• _WHAT YOU HAVE TO DO_
List, from the lines below, each one with "만족하는" in it.

[Collected data entries]

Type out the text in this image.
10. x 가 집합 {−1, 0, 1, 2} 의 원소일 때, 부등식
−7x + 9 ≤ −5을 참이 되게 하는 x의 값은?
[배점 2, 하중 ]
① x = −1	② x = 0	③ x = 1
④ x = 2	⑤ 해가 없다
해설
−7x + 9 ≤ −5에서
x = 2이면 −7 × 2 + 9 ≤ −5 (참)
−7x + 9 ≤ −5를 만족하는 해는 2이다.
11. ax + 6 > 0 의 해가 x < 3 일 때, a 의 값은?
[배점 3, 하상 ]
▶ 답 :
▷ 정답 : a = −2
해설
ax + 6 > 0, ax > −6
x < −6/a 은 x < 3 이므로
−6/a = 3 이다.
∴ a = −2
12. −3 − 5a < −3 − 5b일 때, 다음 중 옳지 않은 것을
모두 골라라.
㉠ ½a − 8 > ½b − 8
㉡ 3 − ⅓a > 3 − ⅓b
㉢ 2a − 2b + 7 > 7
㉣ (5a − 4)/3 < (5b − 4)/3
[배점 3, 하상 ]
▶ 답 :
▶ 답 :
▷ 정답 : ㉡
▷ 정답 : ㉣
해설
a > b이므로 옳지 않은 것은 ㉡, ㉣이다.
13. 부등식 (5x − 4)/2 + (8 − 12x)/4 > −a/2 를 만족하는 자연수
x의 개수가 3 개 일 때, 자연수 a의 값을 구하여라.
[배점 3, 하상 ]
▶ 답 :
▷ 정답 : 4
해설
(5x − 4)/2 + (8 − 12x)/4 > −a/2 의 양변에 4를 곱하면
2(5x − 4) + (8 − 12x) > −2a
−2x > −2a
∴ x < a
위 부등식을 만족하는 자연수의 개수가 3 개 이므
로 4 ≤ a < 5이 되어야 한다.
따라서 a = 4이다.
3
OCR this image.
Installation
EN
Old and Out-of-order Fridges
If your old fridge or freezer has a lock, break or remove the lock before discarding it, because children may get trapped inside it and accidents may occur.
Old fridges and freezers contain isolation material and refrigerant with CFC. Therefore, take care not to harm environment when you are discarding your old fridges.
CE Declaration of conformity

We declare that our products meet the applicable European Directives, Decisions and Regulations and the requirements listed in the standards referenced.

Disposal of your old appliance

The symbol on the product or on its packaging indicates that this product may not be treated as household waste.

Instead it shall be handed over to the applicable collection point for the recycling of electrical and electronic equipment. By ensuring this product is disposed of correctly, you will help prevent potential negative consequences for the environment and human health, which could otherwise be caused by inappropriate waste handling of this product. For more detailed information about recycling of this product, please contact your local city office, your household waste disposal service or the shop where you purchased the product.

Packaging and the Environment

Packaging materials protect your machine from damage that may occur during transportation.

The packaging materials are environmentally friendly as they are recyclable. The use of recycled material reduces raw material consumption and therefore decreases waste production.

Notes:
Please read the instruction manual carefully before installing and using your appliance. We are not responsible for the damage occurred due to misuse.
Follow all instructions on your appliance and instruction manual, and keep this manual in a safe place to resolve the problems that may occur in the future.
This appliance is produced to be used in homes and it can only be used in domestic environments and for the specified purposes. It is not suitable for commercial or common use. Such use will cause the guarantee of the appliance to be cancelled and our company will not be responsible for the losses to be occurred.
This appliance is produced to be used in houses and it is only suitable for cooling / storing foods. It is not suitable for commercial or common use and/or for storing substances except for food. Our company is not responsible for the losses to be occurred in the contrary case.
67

• _FULL OUTPUT_
−7x + 9 ≤ −5를 만족하는 해는 2이다.
13. 부등식 (5x − 4)/2 + (8 − 12x)/4 > −a/2 를 만족하는 자연수
위 부등식을 만족하는 자연수의 개수가 3 개 이므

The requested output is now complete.